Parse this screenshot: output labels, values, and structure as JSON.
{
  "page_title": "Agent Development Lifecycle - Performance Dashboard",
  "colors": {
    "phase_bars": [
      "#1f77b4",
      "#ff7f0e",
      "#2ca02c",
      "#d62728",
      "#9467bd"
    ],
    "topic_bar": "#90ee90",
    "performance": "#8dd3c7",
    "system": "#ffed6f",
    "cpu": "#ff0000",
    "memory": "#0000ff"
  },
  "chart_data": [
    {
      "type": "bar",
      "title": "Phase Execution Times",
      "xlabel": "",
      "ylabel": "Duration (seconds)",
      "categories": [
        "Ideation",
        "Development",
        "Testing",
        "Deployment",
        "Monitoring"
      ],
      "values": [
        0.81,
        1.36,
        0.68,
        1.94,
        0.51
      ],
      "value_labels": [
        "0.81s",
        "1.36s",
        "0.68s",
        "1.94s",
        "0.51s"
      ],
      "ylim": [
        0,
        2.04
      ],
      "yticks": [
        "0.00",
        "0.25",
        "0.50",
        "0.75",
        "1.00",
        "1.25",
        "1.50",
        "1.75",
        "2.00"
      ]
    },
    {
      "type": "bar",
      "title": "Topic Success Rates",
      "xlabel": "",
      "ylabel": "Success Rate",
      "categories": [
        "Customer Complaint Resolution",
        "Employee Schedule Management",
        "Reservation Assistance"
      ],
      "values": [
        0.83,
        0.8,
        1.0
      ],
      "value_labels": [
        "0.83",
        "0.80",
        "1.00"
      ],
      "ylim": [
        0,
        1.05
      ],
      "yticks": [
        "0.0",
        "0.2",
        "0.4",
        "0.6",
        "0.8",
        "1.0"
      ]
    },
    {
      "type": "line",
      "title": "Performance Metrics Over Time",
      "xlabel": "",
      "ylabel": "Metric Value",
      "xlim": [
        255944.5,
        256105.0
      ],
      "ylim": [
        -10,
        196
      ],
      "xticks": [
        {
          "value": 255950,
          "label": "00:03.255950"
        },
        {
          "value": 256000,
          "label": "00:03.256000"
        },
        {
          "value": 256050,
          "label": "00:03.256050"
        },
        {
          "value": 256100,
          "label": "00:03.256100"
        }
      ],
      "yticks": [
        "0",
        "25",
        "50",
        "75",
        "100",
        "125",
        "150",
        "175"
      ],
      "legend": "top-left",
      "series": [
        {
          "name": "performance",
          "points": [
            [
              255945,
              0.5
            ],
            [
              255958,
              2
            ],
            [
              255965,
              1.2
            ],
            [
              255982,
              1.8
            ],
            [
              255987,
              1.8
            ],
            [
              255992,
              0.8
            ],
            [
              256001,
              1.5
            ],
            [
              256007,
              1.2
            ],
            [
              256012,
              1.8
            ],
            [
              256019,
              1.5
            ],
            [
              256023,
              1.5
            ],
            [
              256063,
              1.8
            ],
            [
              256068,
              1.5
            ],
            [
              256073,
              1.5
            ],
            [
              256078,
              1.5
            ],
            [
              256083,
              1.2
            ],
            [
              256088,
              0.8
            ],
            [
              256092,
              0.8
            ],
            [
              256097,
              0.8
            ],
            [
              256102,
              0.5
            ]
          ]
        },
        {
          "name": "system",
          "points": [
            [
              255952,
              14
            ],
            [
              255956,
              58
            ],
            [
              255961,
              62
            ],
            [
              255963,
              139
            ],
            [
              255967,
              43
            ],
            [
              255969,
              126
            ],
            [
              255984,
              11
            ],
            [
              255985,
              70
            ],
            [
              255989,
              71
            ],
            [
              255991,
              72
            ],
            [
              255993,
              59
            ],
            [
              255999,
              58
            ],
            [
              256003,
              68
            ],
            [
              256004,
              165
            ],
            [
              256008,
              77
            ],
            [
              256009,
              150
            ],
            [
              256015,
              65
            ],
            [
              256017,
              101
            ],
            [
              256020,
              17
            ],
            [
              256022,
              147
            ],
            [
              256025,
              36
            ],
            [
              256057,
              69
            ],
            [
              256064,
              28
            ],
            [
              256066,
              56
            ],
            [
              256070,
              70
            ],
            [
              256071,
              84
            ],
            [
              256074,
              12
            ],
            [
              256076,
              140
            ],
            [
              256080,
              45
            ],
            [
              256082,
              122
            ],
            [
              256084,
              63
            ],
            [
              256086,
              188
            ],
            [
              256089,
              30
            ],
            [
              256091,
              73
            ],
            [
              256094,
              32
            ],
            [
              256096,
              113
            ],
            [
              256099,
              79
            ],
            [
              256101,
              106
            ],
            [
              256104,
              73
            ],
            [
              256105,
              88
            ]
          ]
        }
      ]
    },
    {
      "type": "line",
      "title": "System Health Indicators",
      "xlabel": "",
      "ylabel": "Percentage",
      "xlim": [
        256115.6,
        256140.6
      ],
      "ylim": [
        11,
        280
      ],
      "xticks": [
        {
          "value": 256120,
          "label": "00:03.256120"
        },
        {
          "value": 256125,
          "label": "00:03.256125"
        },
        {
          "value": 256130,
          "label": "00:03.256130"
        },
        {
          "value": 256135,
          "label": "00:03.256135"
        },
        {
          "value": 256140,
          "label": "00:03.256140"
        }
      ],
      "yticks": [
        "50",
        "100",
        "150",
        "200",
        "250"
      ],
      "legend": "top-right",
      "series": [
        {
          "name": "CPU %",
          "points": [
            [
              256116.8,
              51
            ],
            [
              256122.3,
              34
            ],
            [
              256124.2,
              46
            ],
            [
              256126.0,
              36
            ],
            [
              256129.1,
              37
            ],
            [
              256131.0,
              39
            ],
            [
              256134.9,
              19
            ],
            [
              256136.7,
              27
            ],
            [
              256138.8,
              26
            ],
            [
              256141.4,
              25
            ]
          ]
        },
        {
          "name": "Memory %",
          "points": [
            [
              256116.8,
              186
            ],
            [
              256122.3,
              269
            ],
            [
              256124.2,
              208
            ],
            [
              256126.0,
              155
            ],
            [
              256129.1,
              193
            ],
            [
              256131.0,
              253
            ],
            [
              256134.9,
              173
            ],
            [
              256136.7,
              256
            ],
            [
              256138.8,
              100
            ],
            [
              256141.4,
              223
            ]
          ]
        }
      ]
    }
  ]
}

================================

Please reproduce each line exactly as written.

Parse this screenshot: output labels, values, and structure as JSON.
{
  "page_title": "Agent Development Lifecycle - Performance Dashboard",
  "colors": {
    "phase_bars": [
      "#1f77b4",
      "#ff7f0e",
      "#2ca02c",
      "#d62728",
      "#9467bd"
    ],
    "topic_bar": "#90ee90",
    "performance": "#8dd3c7",
    "system": "#ffed6f",
    "cpu": "#ff0000",
    "memory": "#0000ff"
  },
  "chart_data": [
    {
      "type": "bar",
      "title": "Phase Execution Times",
      "xlabel": "",
      "ylabel": "Duration (seconds)",
      "categories": [
        "Ideation",
        "Development",
        "Testing",
        "Deployment",
        "Monitoring"
      ],
      "values": [
        0.81,
        1.36,
        0.68,
        1.94,
        0.51
      ],
      "value_labels": [
        "0.81s",
        "1.36s",
        "0.68s",
        "1.94s",
        "0.51s"
      ],
      "ylim": [
        0,
        2.04
      ],
      "yticks": [
        "0.00",
        "0.25",
        "0.50",
        "0.75",
        "1.00",
        "1.25",
        "1.50",
        "1.75",
        "2.00"
      ]
    },
    {
      "type": "bar",
      "title": "Topic Success Rates",
      "xlabel": "",
      "ylabel": "Success Rate",
      "categories": [
        "Customer Complaint Resolution",
        "Employee Schedule Management",
        "Reservation Assistance"
      ],
      "values": [
        0.83,
        0.8,
        1.0
      ],
      "value_labels": [
        "0.83",
        "0.80",
        "1.00"
      ],
      "ylim": [
        0,
        1.05
      ],
      "yticks": [
        "0.0",
        "0.2",
        "0.4",
        "0.6",
        "0.8",
        "1.0"
      ]
    },
    {
      "type": "line",
      "title": "Performance Metrics Over Time",
      "xlabel": "",
      "ylabel": "Metric Value",
      "xlim": [
        255944.5,
        256105.0
      ],
      "ylim": [
        -10,
        196
      ],
      "xticks": [
        {
          "value": 255950,
          "label": "00:03.255950"
        },
        {
          "value": 256000,
          "label": "00:03.256000"
        },
        {
          "value": 256050,
          "label": "00:03.256050"
        },
        {
          "value": 256100,
          "label": "00:03.256100"
        }
      ],
      "yticks": [
        "0",
        "25",
        "50",
        "75",
        "100",
        "125",
        "150",
        "175"
      ],
      "legend": "top-left",
      "series": [
        {
          "name": "performance",
          "points": [
            [
              255945,
              0.5
            ],
            [
              255958,
              2
            ],
            [
              255965,
              1.2
            ],
            [
              255982,
              1.8
            ],
            [
              255987,
              1.8
            ],
            [
              255992,
              0.8
            ],
            [
              256001,
              1.5
            ],
            [
              256007,
              1.2
            ],
            [
              256012,
              1.8
            ],
            [
              256019,
              1.5
            ],
            [
              256023,
              1.5
            ],
            [
              256063,
              1.8
            ],
            [
              256068,
              1.5
            ],
            [
              256073,
              1.5
            ],
            [
              256078,
              1.5
            ],
            [
              256083,
              1.2
            ],
            [
              256088,
              0.8
            ],
            [
              256092,
              0.8
            ],
            [
              256097,
              0.8
            ],
            [
              256102,
              0.5
            ]
          ]
        },
        {
          "name": "system",
          "points": [
            [
              255952,
              14
            ],
            [
              255956,
              58
            ],
            [
              255961,
              62
            ],
            [
              255963,
              139
            ],
            [
              255967,
              43
            ],
            [
              255969,
              126
            ],
            [
              255984,
              11
            ],
            [
              255985,
              70
            ],
            [
              255989,
              71
            ],
            [
              255991,
              72
            ],
            [
              255993,
              59
            ],
            [
              255999,
              58
            ],
            [
              256003,
              68
            ],
            [
              256004,
              165
            ],
            [
              256008,
              77
            ],
            [
              256009,
              150
            ],
            [
              256015,
              65
            ],
            [
              256017,
              101
            ],
            [
              256020,
              17
            ],
            [
              256022,
              147
            ],
            [
              256025,
              36
            ],
            [
              256057,
              69
            ],
            [
              256064,
              28
            ],
            [
              256066,
              56
            ],
            [
              256070,
              70
            ],
            [
              256071,
              84
            ],
            [
              256074,
              12
            ],
            [
              256076,
              140
            ],
            [
              256080,
              45
            ],
            [
              256082,
              122
            ],
            [
              256084,
              63
            ],
            [
              256086,
              188
            ],
            [
              256089,
              30
            ],
            [
              256091,
              73
            ],
            [
              256094,
              32
            ],
            [
              256096,
              113
            ],
            [
              256099,
              79
            ],
            [
              256101,
              106
            ],
            [
              256104,
              73
            ],
            [
              256105,
              88
            ]
          ]
        }
      ]
    },
    {
      "type": "line",
      "title": "System Health Indicators",
      "xlabel": "",
      "ylabel": "Percentage",
      "xlim": [
        256115.6,
        256140.6
      ],
      "ylim": [
        11,
        280
      ],
      "xticks": [
        {
          "value": 256120,
          "label": "00:03.256120"
        },
        {
          "value": 256125,
          "label": "00:03.256125"
        },
        {
          "value": 256130,
          "label": "00:03.256130"
        },
        {
          "value": 256135,
          "label": "00:03.256135"
        },
        {
          "value": 256140,
          "label": "00:03.256140"
        }
      ],
      "yticks": [
        "50",
        "100",
        "150",
        "200",
        "250"
      ],
      "legend": "top-right",
      "series": [
        {
          "name": "CPU %",
          "points": [
            [
              256116.8,
              51
            ],
            [
              256122.3,
              34
            ],
            [
              256124.2,
              46
            ],
            [
              256126.0,
              36
            ],
            [
              256129.1,
              37
            ],
            [
              256131.0,
              39
            ],
            [
              256134.9,
              19
            ],
            [
              256136.7,
              27
            ],
            [
              256138.8,
              26
            ],
            [
              256141.4,
              25
            ]
          ]
        },
        {
          "name": "Memory %",
          "points": [
            [
              256116.8,
              186
            ],
            [
              256122.3,
              269
            ],
            [
              256124.2,
              208
            ],
            [
              256126.0,
              155
            ],
            [
              256129.1,
              193
            ],
            [
              256131.0,
              253
            ],
            [
              256134.9,
              173
            ],
            [
              256136.7,
              256
            ],
            [
              256138.8,
              100
            ],
            [
              256141.4,
              223
            ]
          ]
        }
      ]
    }
  ]
}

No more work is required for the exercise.